(WHAT YOU SHOULD DO) Copy the data word for word, keeping every line.

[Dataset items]
******

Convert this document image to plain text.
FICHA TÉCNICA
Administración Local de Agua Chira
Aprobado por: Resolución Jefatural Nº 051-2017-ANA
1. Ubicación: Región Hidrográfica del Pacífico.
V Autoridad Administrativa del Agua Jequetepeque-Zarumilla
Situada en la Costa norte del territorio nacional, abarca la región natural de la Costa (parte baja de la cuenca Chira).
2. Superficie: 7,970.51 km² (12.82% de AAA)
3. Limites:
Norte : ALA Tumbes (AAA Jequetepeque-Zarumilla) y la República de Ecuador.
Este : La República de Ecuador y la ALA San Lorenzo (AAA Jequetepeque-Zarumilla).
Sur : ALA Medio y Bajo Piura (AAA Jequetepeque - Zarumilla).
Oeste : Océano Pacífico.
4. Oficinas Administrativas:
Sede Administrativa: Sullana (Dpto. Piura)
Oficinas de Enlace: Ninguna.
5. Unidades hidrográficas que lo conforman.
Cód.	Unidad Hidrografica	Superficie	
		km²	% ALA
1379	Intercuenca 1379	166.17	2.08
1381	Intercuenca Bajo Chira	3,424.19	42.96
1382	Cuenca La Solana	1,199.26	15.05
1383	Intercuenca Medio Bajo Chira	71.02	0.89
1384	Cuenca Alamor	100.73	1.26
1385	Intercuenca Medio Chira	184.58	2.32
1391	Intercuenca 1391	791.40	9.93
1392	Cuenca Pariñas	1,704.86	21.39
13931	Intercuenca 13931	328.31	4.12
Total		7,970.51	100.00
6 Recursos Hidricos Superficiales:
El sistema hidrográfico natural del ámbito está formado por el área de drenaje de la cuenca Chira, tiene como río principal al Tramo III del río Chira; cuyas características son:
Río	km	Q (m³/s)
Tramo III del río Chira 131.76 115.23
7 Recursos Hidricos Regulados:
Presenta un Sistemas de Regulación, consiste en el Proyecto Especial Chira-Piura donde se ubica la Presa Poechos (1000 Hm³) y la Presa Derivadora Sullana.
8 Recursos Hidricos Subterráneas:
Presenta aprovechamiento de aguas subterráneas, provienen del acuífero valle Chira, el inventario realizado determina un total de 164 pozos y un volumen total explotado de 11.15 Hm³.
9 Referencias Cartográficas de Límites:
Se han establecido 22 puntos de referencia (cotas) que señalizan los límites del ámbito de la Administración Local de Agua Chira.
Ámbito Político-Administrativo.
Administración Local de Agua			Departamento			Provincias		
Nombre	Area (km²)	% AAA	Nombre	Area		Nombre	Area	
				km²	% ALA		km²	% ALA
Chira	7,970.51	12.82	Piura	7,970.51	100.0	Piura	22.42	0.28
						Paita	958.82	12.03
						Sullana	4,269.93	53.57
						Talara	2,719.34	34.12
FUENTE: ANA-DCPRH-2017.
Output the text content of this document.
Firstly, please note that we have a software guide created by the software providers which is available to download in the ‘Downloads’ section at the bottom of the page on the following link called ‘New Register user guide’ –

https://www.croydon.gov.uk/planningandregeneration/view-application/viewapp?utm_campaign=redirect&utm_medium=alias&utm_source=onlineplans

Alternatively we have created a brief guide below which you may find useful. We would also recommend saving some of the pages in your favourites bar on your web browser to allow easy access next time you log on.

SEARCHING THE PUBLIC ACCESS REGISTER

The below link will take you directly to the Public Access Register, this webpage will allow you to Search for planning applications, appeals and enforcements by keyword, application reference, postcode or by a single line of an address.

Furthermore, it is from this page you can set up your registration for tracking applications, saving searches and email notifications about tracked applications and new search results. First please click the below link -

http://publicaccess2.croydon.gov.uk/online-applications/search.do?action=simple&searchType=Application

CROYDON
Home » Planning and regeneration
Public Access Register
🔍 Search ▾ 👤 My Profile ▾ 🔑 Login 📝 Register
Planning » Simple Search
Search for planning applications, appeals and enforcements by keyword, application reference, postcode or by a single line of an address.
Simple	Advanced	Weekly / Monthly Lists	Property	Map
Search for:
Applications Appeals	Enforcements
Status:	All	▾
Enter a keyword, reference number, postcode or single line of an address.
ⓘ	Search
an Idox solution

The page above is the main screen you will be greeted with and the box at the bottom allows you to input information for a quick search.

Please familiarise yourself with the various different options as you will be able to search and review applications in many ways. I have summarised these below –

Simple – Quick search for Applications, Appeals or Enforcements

******

(RIGHT ANSWER)
Convert this document image to plain text.
FICHA TÉCNICA
Administración Local de Agua Chira
Aprobado por: Resolución Jefatural Nº 051-2017-ANA
1. Ubicación: Región Hidrográfica del Pacífico.
V Autoridad Administrativa del Agua Jequetepeque-Zarumilla
Situada en la Costa norte del territorio nacional, abarca la región natural de la Costa (parte baja de la cuenca Chira).
2. Superficie: 7,970.51 km² (12.82% de AAA)
3. Limites:
Norte : ALA Tumbes (AAA Jequetepeque-Zarumilla) y la República de Ecuador.
Este : La República de Ecuador y la ALA San Lorenzo (AAA Jequetepeque-Zarumilla).
Sur : ALA Medio y Bajo Piura (AAA Jequetepeque - Zarumilla).
Oeste : Océano Pacífico.
4. Oficinas Administrativas:
Sede Administrativa: Sullana (Dpto. Piura)
Oficinas de Enlace: Ninguna.
5. Unidades hidrográficas que lo conforman.
Cód.	Unidad Hidrografica	Superficie	
		km²	% ALA
1379	Intercuenca 1379	166.17	2.08
1381	Intercuenca Bajo Chira	3,424.19	42.96
1382	Cuenca La Solana	1,199.26	15.05
1383	Intercuenca Medio Bajo Chira	71.02	0.89
1384	Cuenca Alamor	100.73	1.26
1385	Intercuenca Medio Chira	184.58	2.32
1391	Intercuenca 1391	791.40	9.93
1392	Cuenca Pariñas	1,704.86	21.39
13931	Intercuenca 13931	328.31	4.12
Total		7,970.51	100.00
6 Recursos Hidricos Superficiales:
El sistema hidrográfico natural del ámbito está formado por el área de drenaje de la cuenca Chira, tiene como río principal al Tramo III del río Chira; cuyas características son:
Río	km	Q (m³/s)
Tramo III del río Chira 131.76 115.23
7 Recursos Hidricos Regulados:
Presenta un Sistemas de Regulación, consiste en el Proyecto Especial Chira-Piura donde se ubica la Presa Poechos (1000 Hm³) y la Presa Derivadora Sullana.
8 Recursos Hidricos Subterráneas:
Presenta aprovechamiento de aguas subterráneas, provienen del acuífero valle Chira, el inventario realizado determina un total de 164 pozos y un volumen total explotado de 11.15 Hm³.
9 Referencias Cartográficas de Límites:
Se han establecido 22 puntos de referencia (cotas) que señalizan los límites del ámbito de la Administración Local de Agua Chira.
Ámbito Político-Administrativo.
Administración Local de Agua			Departamento			Provincias		
Nombre	Area (km²)	% AAA	Nombre	Area		Nombre	Area	
				km²	% ALA		km²	% ALA
Chira	7,970.51	12.82	Piura	7,970.51	100.0	Piura	22.42	0.28
						Paita	958.82	12.03
						Sullana	4,269.93	53.57
						Talara	2,719.34	34.12
FUENTE: ANA-DCPRH-2017.
Output the text content of this document.
Firstly, please note that we have a software guide created by the software providers which is available to download in the ‘Downloads’ section at the bottom of the page on the following link called ‘New Register user guide’ –

https://www.croydon.gov.uk/planningandregeneration/view-application/viewapp?utm_campaign=redirect&utm_medium=alias&utm_source=onlineplans

Alternatively we have created a brief guide below which you may find useful. We would also recommend saving some of the pages in your favourites bar on your web browser to allow easy access next time you log on.

SEARCHING THE PUBLIC ACCESS REGISTER

The below link will take you directly to the Public Access Register, this webpage will allow you to Search for planning applications, appeals and enforcements by keyword, application reference, postcode or by a single line of an address.

Furthermore, it is from this page you can set up your registration for tracking applications, saving searches and email notifications about tracked applications and new search results. First please click the below link -

http://publicaccess2.croydon.gov.uk/online-applications/search.do?action=simple&searchType=Application

CROYDON
Home » Planning and regeneration
Public Access Register
🔍 Search ▾ 👤 My Profile ▾ 🔑 Login 📝 Register
Planning » Simple Search
Search for planning applications, appeals and enforcements by keyword, application reference, postcode or by a single line of an address.
Simple	Advanced	Weekly / Monthly Lists	Property	Map
Search for:
Applications Appeals	Enforcements
Status:	All	▾
Enter a keyword, reference number, postcode or single line of an address.
ⓘ	Search
an Idox solution

The page above is the main screen you will be greeted with and the box at the bottom allows you to input information for a quick search.

Please familiarise yourself with the various different options as you will be able to search and review applications in many ways. I have summarised these below –

Simple – Quick search for Applications, Appeals or Enforcements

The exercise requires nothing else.